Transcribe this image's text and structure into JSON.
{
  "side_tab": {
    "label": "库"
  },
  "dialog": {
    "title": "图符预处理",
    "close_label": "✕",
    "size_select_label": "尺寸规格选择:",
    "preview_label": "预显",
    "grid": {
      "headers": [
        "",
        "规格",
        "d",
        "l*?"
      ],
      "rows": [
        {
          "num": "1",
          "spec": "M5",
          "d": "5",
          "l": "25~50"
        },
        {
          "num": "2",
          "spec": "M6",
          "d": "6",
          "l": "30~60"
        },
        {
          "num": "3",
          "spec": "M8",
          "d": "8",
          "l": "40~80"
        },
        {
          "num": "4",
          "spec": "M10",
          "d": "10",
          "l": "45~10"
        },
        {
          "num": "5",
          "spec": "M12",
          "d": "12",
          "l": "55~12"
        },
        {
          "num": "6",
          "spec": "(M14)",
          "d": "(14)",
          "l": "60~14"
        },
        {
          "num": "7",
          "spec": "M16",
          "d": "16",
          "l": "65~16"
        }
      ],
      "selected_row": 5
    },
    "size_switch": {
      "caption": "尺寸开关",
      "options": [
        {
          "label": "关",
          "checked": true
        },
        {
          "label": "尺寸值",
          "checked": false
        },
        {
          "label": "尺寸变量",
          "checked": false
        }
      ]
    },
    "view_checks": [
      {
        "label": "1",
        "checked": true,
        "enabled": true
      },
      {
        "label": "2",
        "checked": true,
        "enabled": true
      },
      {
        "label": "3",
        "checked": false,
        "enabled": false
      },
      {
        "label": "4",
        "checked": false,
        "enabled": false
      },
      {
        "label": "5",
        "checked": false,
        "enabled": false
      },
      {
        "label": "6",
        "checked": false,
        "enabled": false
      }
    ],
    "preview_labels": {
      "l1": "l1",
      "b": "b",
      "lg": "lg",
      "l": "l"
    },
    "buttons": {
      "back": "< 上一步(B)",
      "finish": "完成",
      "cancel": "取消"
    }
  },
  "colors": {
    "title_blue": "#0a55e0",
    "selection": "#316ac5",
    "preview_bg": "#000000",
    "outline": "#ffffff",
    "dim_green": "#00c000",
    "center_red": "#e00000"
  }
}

--*--

**Work to complete**. Please repeat the listing above in full and exactly.

**Response to the task**.
Transcribe this image's text and structure into JSON.
{
  "side_tab": {
    "label": "库"
  },
  "dialog": {
    "title": "图符预处理",
    "close_label": "✕",
    "size_select_label": "尺寸规格选择:",
    "preview_label": "预显",
    "grid": {
      "headers": [
        "",
        "规格",
        "d",
        "l*?"
      ],
      "rows": [
        {
          "num": "1",
          "spec": "M5",
          "d": "5",
          "l": "25~50"
        },
        {
          "num": "2",
          "spec": "M6",
          "d": "6",
          "l": "30~60"
        },
        {
          "num": "3",
          "spec": "M8",
          "d": "8",
          "l": "40~80"
        },
        {
          "num": "4",
          "spec": "M10",
          "d": "10",
          "l": "45~10"
        },
        {
          "num": "5",
          "spec": "M12",
          "d": "12",
          "l": "55~12"
        },
        {
          "num": "6",
          "spec": "(M14)",
          "d": "(14)",
          "l": "60~14"
        },
        {
          "num": "7",
          "spec": "M16",
          "d": "16",
          "l": "65~16"
        }
      ],
      "selected_row": 5
    },
    "size_switch": {
      "caption": "尺寸开关",
      "options": [
        {
          "label": "关",
          "checked": true
        },
        {
          "label": "尺寸值",
          "checked": false
        },
        {
          "label": "尺寸变量",
          "checked": false
        }
      ]
    },
    "view_checks": [
      {
        "label": "1",
        "checked": true,
        "enabled": true
      },
      {
        "label": "2",
        "checked": true,
        "enabled": true
      },
      {
        "label": "3",
        "checked": false,
        "enabled": false
      },
      {
        "label": "4",
        "checked": false,
        "enabled": false
      },
      {
        "label": "5",
        "checked": false,
        "enabled": false
      },
      {
        "label": "6",
        "checked": false,
        "enabled": false
      }
    ],
    "preview_labels": {
      "l1": "l1",
      "b": "b",
      "lg": "lg",
      "l": "l"
    },
    "buttons": {
      "back": "< 上一步(B)",
      "finish": "完成",
      "cancel": "取消"
    }
  },
  "colors": {
    "title_blue": "#0a55e0",
    "selection": "#316ac5",
    "preview_bg": "#000000",
    "outline": "#ffffff",
    "dim_green": "#00c000",
    "center_red": "#e00000"
  }
}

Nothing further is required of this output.